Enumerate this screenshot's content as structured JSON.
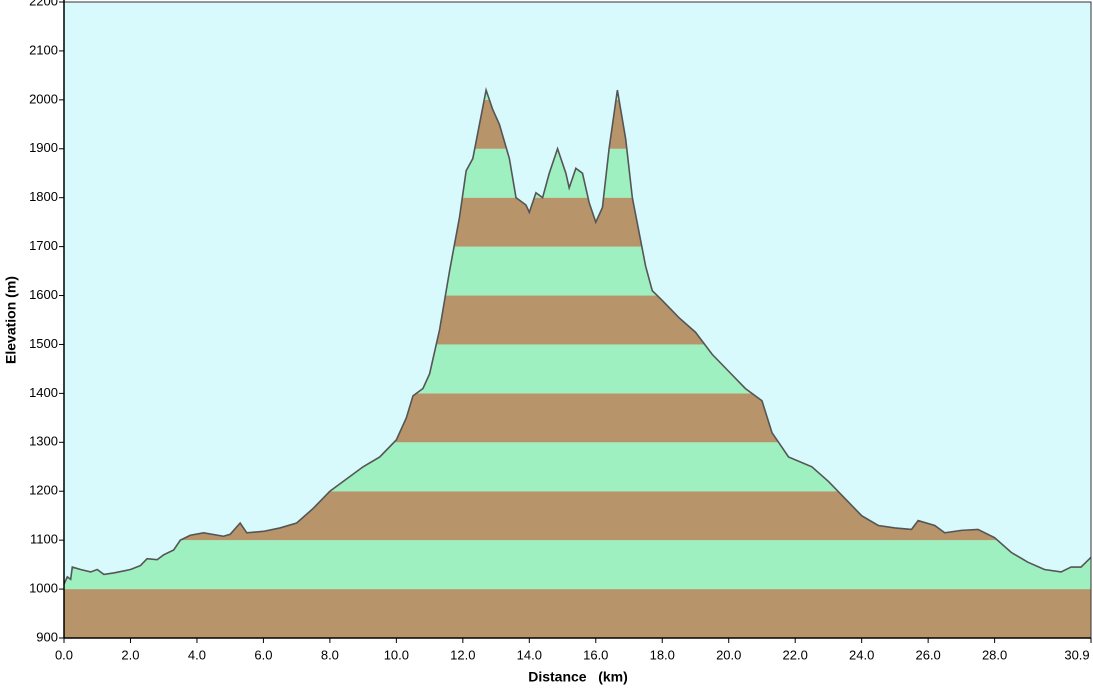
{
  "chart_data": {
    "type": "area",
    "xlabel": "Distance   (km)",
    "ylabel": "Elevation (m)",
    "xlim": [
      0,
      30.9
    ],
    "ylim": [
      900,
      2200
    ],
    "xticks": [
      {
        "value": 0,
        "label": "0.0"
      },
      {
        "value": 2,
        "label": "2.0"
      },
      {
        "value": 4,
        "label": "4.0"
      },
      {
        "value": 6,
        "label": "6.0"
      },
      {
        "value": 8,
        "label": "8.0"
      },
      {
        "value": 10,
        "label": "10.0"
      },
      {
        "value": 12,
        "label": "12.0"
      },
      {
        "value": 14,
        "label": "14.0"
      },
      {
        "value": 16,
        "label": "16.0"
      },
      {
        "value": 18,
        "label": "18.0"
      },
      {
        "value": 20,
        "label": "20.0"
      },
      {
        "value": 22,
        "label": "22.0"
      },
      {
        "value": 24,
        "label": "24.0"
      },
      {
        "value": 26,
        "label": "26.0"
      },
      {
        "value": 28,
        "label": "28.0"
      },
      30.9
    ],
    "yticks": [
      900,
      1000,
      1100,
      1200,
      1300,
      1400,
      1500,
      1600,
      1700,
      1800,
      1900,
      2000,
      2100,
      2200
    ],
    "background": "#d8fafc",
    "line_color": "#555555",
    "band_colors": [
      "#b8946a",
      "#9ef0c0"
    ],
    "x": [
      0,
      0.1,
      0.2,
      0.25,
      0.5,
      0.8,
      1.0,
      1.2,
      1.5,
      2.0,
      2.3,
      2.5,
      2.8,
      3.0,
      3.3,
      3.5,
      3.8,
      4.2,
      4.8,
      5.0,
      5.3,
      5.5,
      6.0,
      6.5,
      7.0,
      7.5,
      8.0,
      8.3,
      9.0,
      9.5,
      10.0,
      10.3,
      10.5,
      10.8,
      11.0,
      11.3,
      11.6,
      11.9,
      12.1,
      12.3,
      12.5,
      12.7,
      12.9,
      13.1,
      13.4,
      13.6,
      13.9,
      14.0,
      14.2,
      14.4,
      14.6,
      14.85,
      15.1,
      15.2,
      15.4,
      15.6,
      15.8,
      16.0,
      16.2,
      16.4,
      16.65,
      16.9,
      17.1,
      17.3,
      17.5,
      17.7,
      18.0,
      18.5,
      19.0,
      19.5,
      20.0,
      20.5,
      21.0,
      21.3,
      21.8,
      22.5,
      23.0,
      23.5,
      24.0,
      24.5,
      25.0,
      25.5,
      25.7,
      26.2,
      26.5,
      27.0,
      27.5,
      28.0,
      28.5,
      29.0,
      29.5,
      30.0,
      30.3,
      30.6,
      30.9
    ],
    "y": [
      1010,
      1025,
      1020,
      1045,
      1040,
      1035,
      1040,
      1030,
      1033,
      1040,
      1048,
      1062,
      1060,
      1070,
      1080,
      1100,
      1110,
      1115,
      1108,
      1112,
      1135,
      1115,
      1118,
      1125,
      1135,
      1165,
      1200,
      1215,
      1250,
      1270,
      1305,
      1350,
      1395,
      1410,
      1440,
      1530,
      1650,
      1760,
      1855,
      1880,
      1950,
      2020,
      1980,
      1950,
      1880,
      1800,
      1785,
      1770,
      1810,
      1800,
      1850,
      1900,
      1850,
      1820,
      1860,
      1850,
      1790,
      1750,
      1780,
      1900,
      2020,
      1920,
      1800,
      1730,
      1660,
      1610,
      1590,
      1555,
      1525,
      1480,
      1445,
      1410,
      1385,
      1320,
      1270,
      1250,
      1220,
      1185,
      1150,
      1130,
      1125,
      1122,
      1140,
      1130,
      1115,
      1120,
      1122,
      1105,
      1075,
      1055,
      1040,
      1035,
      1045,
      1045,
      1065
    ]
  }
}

--

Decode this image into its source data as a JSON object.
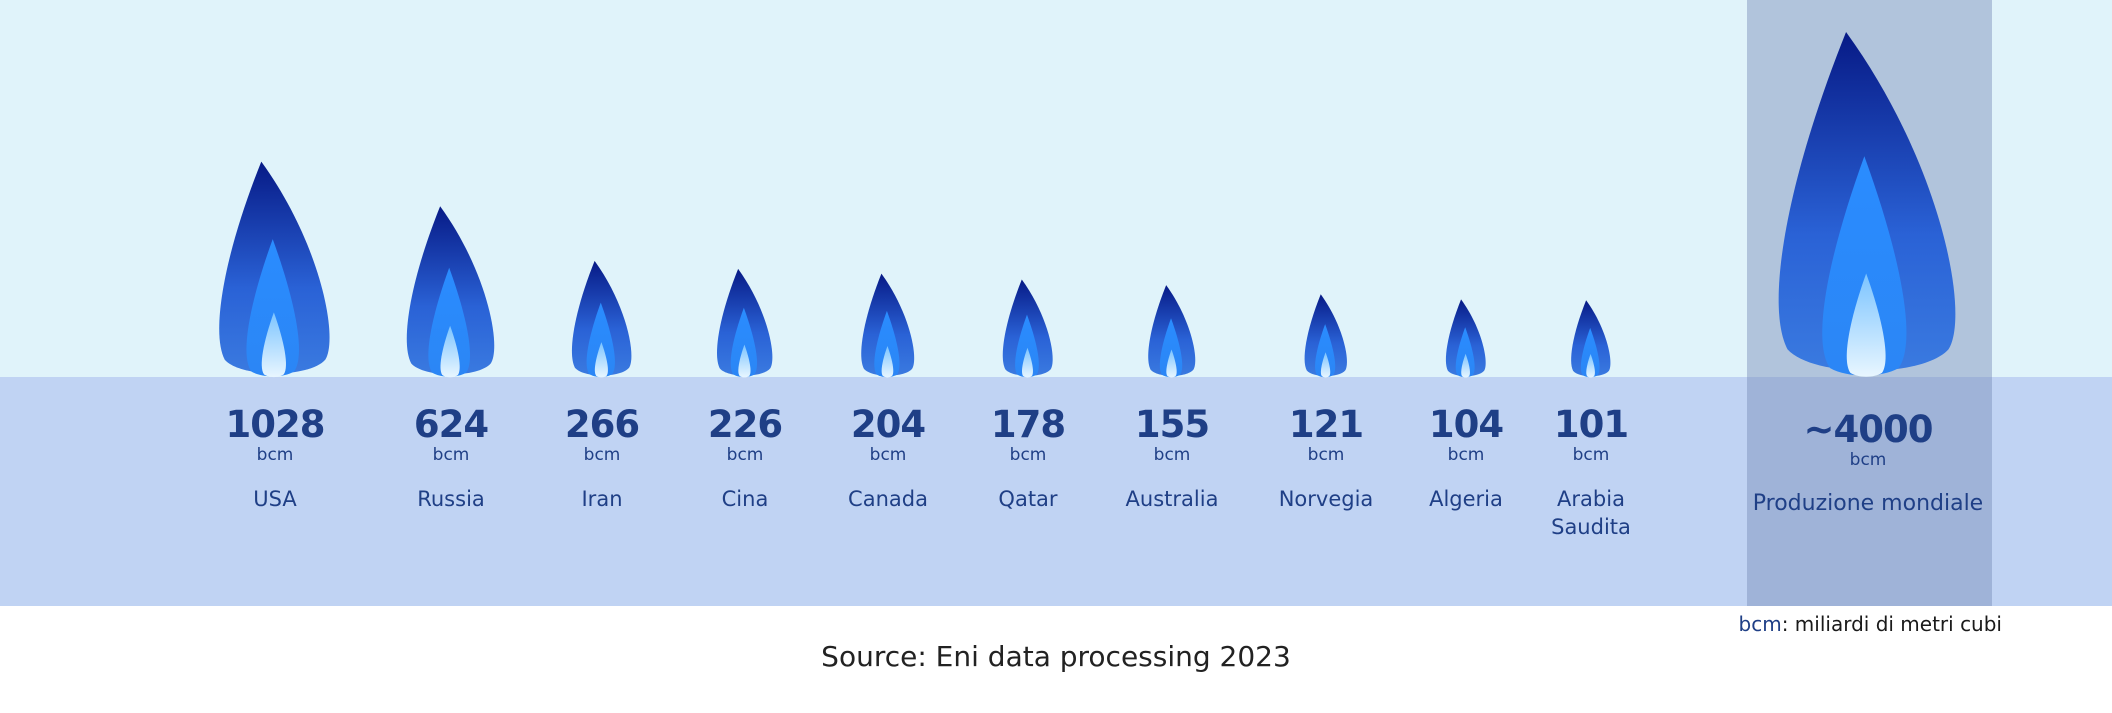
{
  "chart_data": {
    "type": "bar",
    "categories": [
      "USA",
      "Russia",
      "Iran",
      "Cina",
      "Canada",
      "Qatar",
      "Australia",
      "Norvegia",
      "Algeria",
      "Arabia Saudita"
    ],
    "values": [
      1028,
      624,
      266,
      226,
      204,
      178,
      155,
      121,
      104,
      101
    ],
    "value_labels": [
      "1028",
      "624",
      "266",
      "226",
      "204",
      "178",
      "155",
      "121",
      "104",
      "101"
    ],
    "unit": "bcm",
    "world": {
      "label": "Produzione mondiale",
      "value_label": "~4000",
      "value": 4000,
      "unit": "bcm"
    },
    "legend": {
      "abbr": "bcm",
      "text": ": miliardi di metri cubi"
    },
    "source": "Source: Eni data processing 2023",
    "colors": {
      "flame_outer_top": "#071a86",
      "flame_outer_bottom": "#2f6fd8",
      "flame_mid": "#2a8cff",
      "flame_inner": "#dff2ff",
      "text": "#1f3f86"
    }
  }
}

**WORK TO BE COMPLETED:** Find the lines that include the string "text", then copy each of them.

**FULL OUTPUT:**
      "text": ": miliardi di metri cubi"
      "text": "#1f3f86"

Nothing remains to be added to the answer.